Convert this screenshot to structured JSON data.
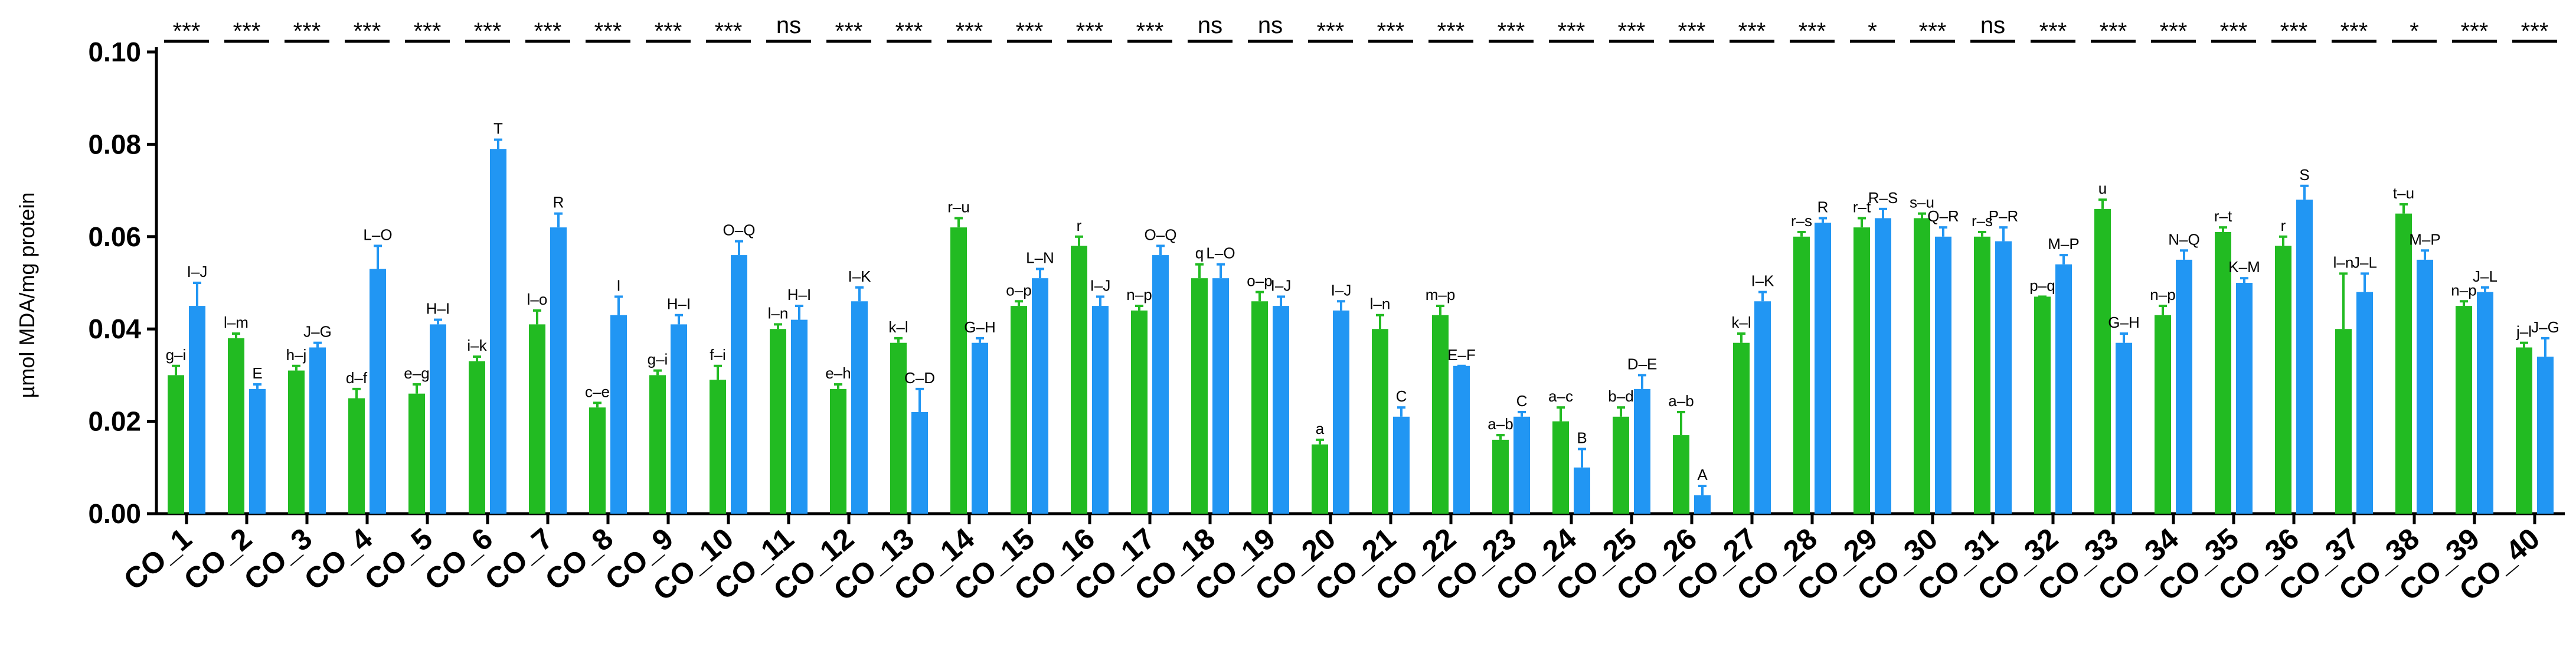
{
  "chart_data": {
    "type": "bar",
    "title": "",
    "xlabel": "",
    "ylabel": "µmol MDA/mg protein",
    "ylim": [
      0,
      0.1
    ],
    "yticks": [
      "0.00",
      "0.02",
      "0.04",
      "0.06",
      "0.08",
      "0.10"
    ],
    "grid": false,
    "categories": [
      "CO_1",
      "CO_2",
      "CO_3",
      "CO_4",
      "CO_5",
      "CO_6",
      "CO_7",
      "CO_8",
      "CO_9",
      "CO_10",
      "CO_11",
      "CO_12",
      "CO_13",
      "CO_14",
      "CO_15",
      "CO_16",
      "CO_17",
      "CO_18",
      "CO_19",
      "CO_20",
      "CO_21",
      "CO_22",
      "CO_23",
      "CO_24",
      "CO_25",
      "CO_26",
      "CO_27",
      "CO_28",
      "CO_29",
      "CO_30",
      "CO_31",
      "CO_32",
      "CO_33",
      "CO_34",
      "CO_35",
      "CO_36",
      "CO_37",
      "CO_38",
      "CO_39",
      "CO_40"
    ],
    "series": [
      {
        "name": "green",
        "color": "#22bb22",
        "values": [
          0.03,
          0.038,
          0.031,
          0.025,
          0.026,
          0.033,
          0.041,
          0.023,
          0.03,
          0.029,
          0.04,
          0.027,
          0.037,
          0.062,
          0.045,
          0.058,
          0.044,
          0.051,
          0.046,
          0.015,
          0.04,
          0.043,
          0.016,
          0.02,
          0.021,
          0.017,
          0.037,
          0.06,
          0.062,
          0.064,
          0.06,
          0.047,
          0.066,
          0.043,
          0.061,
          0.058,
          0.04,
          0.065,
          0.045,
          0.036
        ],
        "errors": [
          0.002,
          0.001,
          0.001,
          0.002,
          0.002,
          0.001,
          0.003,
          0.001,
          0.001,
          0.003,
          0.001,
          0.001,
          0.001,
          0.002,
          0.001,
          0.002,
          0.001,
          0.003,
          0.002,
          0.001,
          0.003,
          0.002,
          0.001,
          0.003,
          0.002,
          0.005,
          0.002,
          0.001,
          0.002,
          0.001,
          0.001,
          0.0,
          0.002,
          0.002,
          0.001,
          0.002,
          0.012,
          0.002,
          0.001,
          0.001
        ],
        "letters": [
          "g–i",
          "l–m",
          "h–j",
          "d–f",
          "e–g",
          "i–k",
          "l–o",
          "c–e",
          "g–i",
          "f–i",
          "l–n",
          "e–h",
          "k–l",
          "r–u",
          "o–p",
          "r",
          "n–p",
          "q",
          "o–p",
          "a",
          "l–n",
          "m–p",
          "a–b",
          "a–c",
          "b–d",
          "a–b",
          "k–l",
          "r–s",
          "r–t",
          "s–u",
          "r–s",
          "p–q",
          "u",
          "n–p",
          "r–t",
          "r",
          "l–n",
          "t–u",
          "n–p",
          "j–l"
        ]
      },
      {
        "name": "blue",
        "color": "#2196f3",
        "values": [
          0.045,
          0.027,
          0.036,
          0.053,
          0.041,
          0.079,
          0.062,
          0.043,
          0.041,
          0.056,
          0.042,
          0.046,
          0.022,
          0.037,
          0.051,
          0.045,
          0.056,
          0.051,
          0.045,
          0.044,
          0.021,
          0.032,
          0.021,
          0.01,
          0.027,
          0.004,
          0.046,
          0.063,
          0.064,
          0.06,
          0.059,
          0.054,
          0.037,
          0.055,
          0.05,
          0.068,
          0.048,
          0.055,
          0.048,
          0.034
        ],
        "errors": [
          0.005,
          0.001,
          0.001,
          0.005,
          0.001,
          0.002,
          0.003,
          0.004,
          0.002,
          0.003,
          0.003,
          0.003,
          0.005,
          0.001,
          0.002,
          0.002,
          0.002,
          0.003,
          0.002,
          0.002,
          0.002,
          0.0,
          0.001,
          0.004,
          0.003,
          0.002,
          0.002,
          0.001,
          0.002,
          0.002,
          0.003,
          0.002,
          0.002,
          0.002,
          0.001,
          0.003,
          0.004,
          0.002,
          0.001,
          0.004
        ],
        "letters": [
          "I–J",
          "E",
          "J–G",
          "L–O",
          "H–I",
          "T",
          "R",
          "I",
          "H–I",
          "O–Q",
          "H–I",
          "I–K",
          "C–D",
          "G–H",
          "L–N",
          "I–J",
          "O–Q",
          "L–O",
          "I–J",
          "I–J",
          "C",
          "E–F",
          "C",
          "B",
          "D–E",
          "A",
          "I–K",
          "R",
          "R–S",
          "Q–R",
          "P–R",
          "M–P",
          "G–H",
          "N–Q",
          "K–M",
          "S",
          "J–L",
          "M–P",
          "J–L",
          "J–G"
        ]
      }
    ],
    "significance": [
      "***",
      "***",
      "***",
      "***",
      "***",
      "***",
      "***",
      "***",
      "***",
      "***",
      "ns",
      "***",
      "***",
      "***",
      "***",
      "***",
      "***",
      "ns",
      "ns",
      "***",
      "***",
      "***",
      "***",
      "***",
      "***",
      "***",
      "***",
      "***",
      "*",
      "***",
      "ns",
      "***",
      "***",
      "***",
      "***",
      "***",
      "***",
      "*",
      "***",
      "***"
    ]
  }
}
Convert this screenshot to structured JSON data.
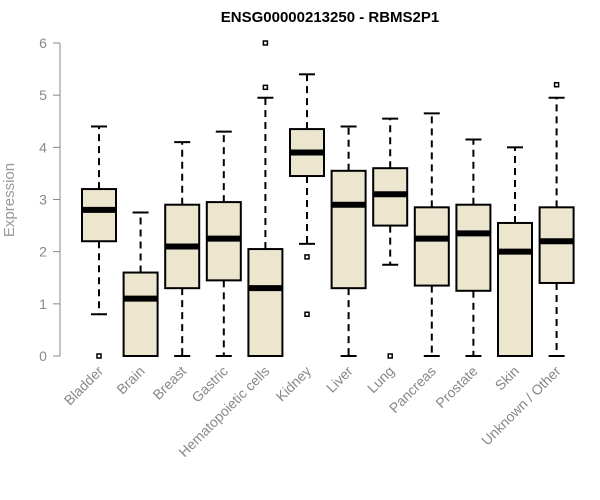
{
  "chart_data": {
    "type": "box",
    "title": "ENSG00000213250 - RBMS2P1",
    "xlabel": "",
    "ylabel": "Expression",
    "ylim": [
      0,
      6
    ],
    "yticks": [
      "0",
      "1",
      "2",
      "3",
      "4",
      "5",
      "6"
    ],
    "grid": false,
    "colors": {
      "box_fill": "#ede6cf",
      "stroke": "#000000",
      "axis": "#888888"
    },
    "categories": [
      "Bladder",
      "Brain",
      "Breast",
      "Gastric",
      "Hematopoietic cells",
      "Kidney",
      "Liver",
      "Lung",
      "Pancreas",
      "Prostate",
      "Skin",
      "Unknown / Other"
    ],
    "boxes": [
      {
        "name": "Bladder",
        "whisker_low": 0.8,
        "q1": 2.2,
        "median": 2.8,
        "q3": 3.2,
        "whisker_high": 4.4,
        "outliers": [
          0.0
        ]
      },
      {
        "name": "Brain",
        "whisker_low": 0.0,
        "q1": 0.0,
        "median": 1.1,
        "q3": 1.6,
        "whisker_high": 2.75,
        "outliers": []
      },
      {
        "name": "Breast",
        "whisker_low": 0.0,
        "q1": 1.3,
        "median": 2.1,
        "q3": 2.9,
        "whisker_high": 4.1,
        "outliers": []
      },
      {
        "name": "Gastric",
        "whisker_low": 0.0,
        "q1": 1.45,
        "median": 2.25,
        "q3": 2.95,
        "whisker_high": 4.3,
        "outliers": []
      },
      {
        "name": "Hematopoietic cells",
        "whisker_low": 0.0,
        "q1": 0.0,
        "median": 1.3,
        "q3": 2.05,
        "whisker_high": 4.95,
        "outliers": [
          5.15,
          6.0
        ]
      },
      {
        "name": "Kidney",
        "whisker_low": 2.15,
        "q1": 3.45,
        "median": 3.9,
        "q3": 4.35,
        "whisker_high": 5.4,
        "outliers": [
          1.9,
          0.8
        ]
      },
      {
        "name": "Liver",
        "whisker_low": 0.0,
        "q1": 1.3,
        "median": 2.9,
        "q3": 3.55,
        "whisker_high": 4.4,
        "outliers": []
      },
      {
        "name": "Lung",
        "whisker_low": 1.75,
        "q1": 2.5,
        "median": 3.1,
        "q3": 3.6,
        "whisker_high": 4.55,
        "outliers": [
          0.0
        ]
      },
      {
        "name": "Pancreas",
        "whisker_low": 0.0,
        "q1": 1.35,
        "median": 2.25,
        "q3": 2.85,
        "whisker_high": 4.65,
        "outliers": []
      },
      {
        "name": "Prostate",
        "whisker_low": 0.0,
        "q1": 1.25,
        "median": 2.35,
        "q3": 2.9,
        "whisker_high": 4.15,
        "outliers": []
      },
      {
        "name": "Skin",
        "whisker_low": 0.0,
        "q1": 0.0,
        "median": 2.0,
        "q3": 2.55,
        "whisker_high": 4.0,
        "outliers": []
      },
      {
        "name": "Unknown / Other",
        "whisker_low": 0.0,
        "q1": 1.4,
        "median": 2.2,
        "q3": 2.85,
        "whisker_high": 4.95,
        "outliers": [
          5.2
        ]
      }
    ]
  }
}
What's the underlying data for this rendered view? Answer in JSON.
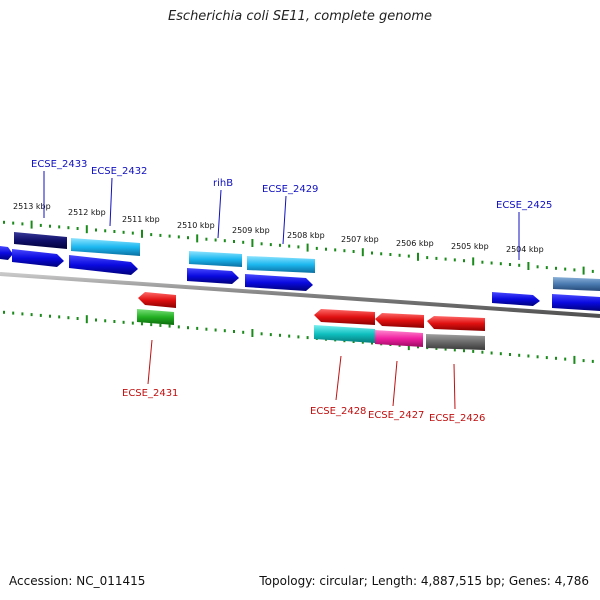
{
  "title": "Escherichia coli SE11, complete genome",
  "accession": "Accession: NC_011415",
  "summary": "Topology: circular; Length: 4,887,515 bp; Genes: 4,786",
  "kbp_ticks": [
    "2513 kbp",
    "2512 kbp",
    "2511 kbp",
    "2510 kbp",
    "2509 kbp",
    "2508 kbp",
    "2507 kbp",
    "2506 kbp",
    "2505 kbp",
    "2504 kbp"
  ],
  "forward_genes": [
    "ECSE_2433",
    "ECSE_2432",
    "rihB",
    "ECSE_2429",
    "ECSE_2425"
  ],
  "reverse_genes": [
    "ECSE_2431",
    "ECSE_2428",
    "ECSE_2427",
    "ECSE_2426"
  ],
  "colors": {
    "forward_cds": "#0a0ae0",
    "reverse_cds": "#e01010",
    "forward_label": "#1010c0",
    "reverse_label": "#c01010",
    "tick": "#1a8a1a",
    "backbone": "#808080"
  }
}
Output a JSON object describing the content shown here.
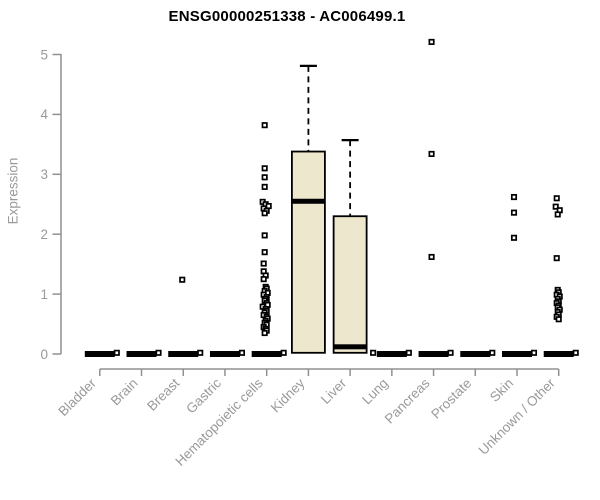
{
  "chart_data": {
    "type": "boxplot",
    "title": "ENSG00000251338 - AC006499.1",
    "ylabel": "Expression",
    "xlabel": "",
    "ylim": [
      0,
      5
    ],
    "yticks": [
      0,
      1,
      2,
      3,
      4,
      5
    ],
    "grid": false,
    "legend": "none",
    "categories": [
      "Bladder",
      "Brain",
      "Breast",
      "Gastric",
      "Hematopoietic cells",
      "Kidney",
      "Liver",
      "Lung",
      "Pancreas",
      "Prostate",
      "Skin",
      "Unknown / Other"
    ],
    "colors": {
      "box_fill": "#EDE7CD",
      "box_border": "#000000",
      "median": "#000000",
      "point": "#000000",
      "axis_line": "#909090",
      "tick_label": "#9A9A9A",
      "title": "#000000",
      "background": "#FFFFFF"
    },
    "boxes": [
      {
        "category": "Bladder",
        "whisker_low": 0,
        "q1": 0,
        "median": 0,
        "q3": 0,
        "whisker_high": 0,
        "collapsed": true,
        "points": [
          {
            "v": 0.02,
            "j": 17
          }
        ]
      },
      {
        "category": "Brain",
        "whisker_low": 0,
        "q1": 0,
        "median": 0,
        "q3": 0,
        "whisker_high": 0,
        "collapsed": true,
        "points": [
          {
            "v": 0.02,
            "j": 17
          }
        ]
      },
      {
        "category": "Breast",
        "whisker_low": 0,
        "q1": 0,
        "median": 0,
        "q3": 0,
        "whisker_high": 0,
        "collapsed": true,
        "points": [
          {
            "v": 1.24,
            "j": -1
          },
          {
            "v": 0.02,
            "j": 17
          }
        ]
      },
      {
        "category": "Gastric",
        "whisker_low": 0,
        "q1": 0,
        "median": 0,
        "q3": 0,
        "whisker_high": 0,
        "collapsed": true,
        "points": [
          {
            "v": 0.02,
            "j": 17
          }
        ]
      },
      {
        "category": "Hematopoietic cells",
        "whisker_low": 0,
        "q1": 0,
        "median": 0,
        "q3": 0,
        "whisker_high": 0,
        "collapsed": true,
        "points": [
          {
            "v": 3.82,
            "j": -2
          },
          {
            "v": 3.1,
            "j": -2
          },
          {
            "v": 2.95,
            "j": -2
          },
          {
            "v": 2.79,
            "j": -2
          },
          {
            "v": 2.54,
            "j": -4
          },
          {
            "v": 2.5,
            "j": -1
          },
          {
            "v": 2.47,
            "j": 2
          },
          {
            "v": 2.43,
            "j": -3
          },
          {
            "v": 2.39,
            "j": 0
          },
          {
            "v": 2.35,
            "j": -2
          },
          {
            "v": 1.98,
            "j": -2
          },
          {
            "v": 1.7,
            "j": -2
          },
          {
            "v": 1.51,
            "j": -3
          },
          {
            "v": 1.38,
            "j": -3
          },
          {
            "v": 1.31,
            "j": -1
          },
          {
            "v": 1.25,
            "j": -3
          },
          {
            "v": 1.12,
            "j": -1
          },
          {
            "v": 1.09,
            "j": 0
          },
          {
            "v": 1.05,
            "j": -2
          },
          {
            "v": 1.02,
            "j": 1
          },
          {
            "v": 0.99,
            "j": -3
          },
          {
            "v": 0.95,
            "j": 0
          },
          {
            "v": 0.92,
            "j": -1
          },
          {
            "v": 0.89,
            "j": -2
          },
          {
            "v": 0.85,
            "j": 0
          },
          {
            "v": 0.82,
            "j": 1
          },
          {
            "v": 0.79,
            "j": -4
          },
          {
            "v": 0.75,
            "j": -1
          },
          {
            "v": 0.72,
            "j": 0
          },
          {
            "v": 0.69,
            "j": -2
          },
          {
            "v": 0.65,
            "j": -3
          },
          {
            "v": 0.62,
            "j": 0
          },
          {
            "v": 0.59,
            "j": 1
          },
          {
            "v": 0.55,
            "j": -1
          },
          {
            "v": 0.52,
            "j": -2
          },
          {
            "v": 0.49,
            "j": 0
          },
          {
            "v": 0.45,
            "j": -3
          },
          {
            "v": 0.42,
            "j": -1
          },
          {
            "v": 0.39,
            "j": 0
          },
          {
            "v": 0.35,
            "j": -2
          },
          {
            "v": 0.02,
            "j": 17
          }
        ]
      },
      {
        "category": "Kidney",
        "whisker_low": 0,
        "q1": 0.02,
        "median": 2.55,
        "q3": 3.38,
        "whisker_high": 4.81,
        "collapsed": false,
        "points": []
      },
      {
        "category": "Liver",
        "whisker_low": 0,
        "q1": 0.02,
        "median": 0.12,
        "q3": 2.3,
        "whisker_high": 3.57,
        "collapsed": false,
        "points": [
          {
            "v": 0.02,
            "j": 23
          }
        ]
      },
      {
        "category": "Lung",
        "whisker_low": 0,
        "q1": 0,
        "median": 0,
        "q3": 0,
        "whisker_high": 0,
        "collapsed": true,
        "points": [
          {
            "v": 0.02,
            "j": 17
          }
        ]
      },
      {
        "category": "Pancreas",
        "whisker_low": 0,
        "q1": 0,
        "median": 0,
        "q3": 0,
        "whisker_high": 0,
        "collapsed": true,
        "points": [
          {
            "v": 5.21,
            "j": -2
          },
          {
            "v": 3.34,
            "j": -2
          },
          {
            "v": 1.62,
            "j": -2
          },
          {
            "v": 0.02,
            "j": 17
          }
        ]
      },
      {
        "category": "Prostate",
        "whisker_low": 0,
        "q1": 0,
        "median": 0,
        "q3": 0,
        "whisker_high": 0,
        "collapsed": true,
        "points": [
          {
            "v": 0.02,
            "j": 17
          }
        ]
      },
      {
        "category": "Skin",
        "whisker_low": 0,
        "q1": 0,
        "median": 0,
        "q3": 0,
        "whisker_high": 0,
        "collapsed": true,
        "points": [
          {
            "v": 2.62,
            "j": -3
          },
          {
            "v": 2.36,
            "j": -3
          },
          {
            "v": 1.94,
            "j": -3
          },
          {
            "v": 0.02,
            "j": 17
          }
        ]
      },
      {
        "category": "Unknown / Other",
        "whisker_low": 0,
        "q1": 0,
        "median": 0,
        "q3": 0,
        "whisker_high": 0,
        "collapsed": true,
        "points": [
          {
            "v": 2.6,
            "j": -2
          },
          {
            "v": 2.46,
            "j": -3
          },
          {
            "v": 2.4,
            "j": 1
          },
          {
            "v": 2.33,
            "j": -1
          },
          {
            "v": 1.6,
            "j": -2
          },
          {
            "v": 1.07,
            "j": -1
          },
          {
            "v": 1.03,
            "j": 0
          },
          {
            "v": 0.99,
            "j": -2
          },
          {
            "v": 0.96,
            "j": 1
          },
          {
            "v": 0.92,
            "j": -1
          },
          {
            "v": 0.88,
            "j": 0
          },
          {
            "v": 0.85,
            "j": -2
          },
          {
            "v": 0.81,
            "j": 0
          },
          {
            "v": 0.78,
            "j": -1
          },
          {
            "v": 0.74,
            "j": 1
          },
          {
            "v": 0.7,
            "j": -1
          },
          {
            "v": 0.66,
            "j": 0
          },
          {
            "v": 0.62,
            "j": -2
          },
          {
            "v": 0.58,
            "j": 0
          },
          {
            "v": 0.02,
            "j": 17
          }
        ]
      }
    ]
  }
}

—————

Problem to work on.
Give the number of lines containing "Pancreas" in the entries, and no other text.

Output below.
4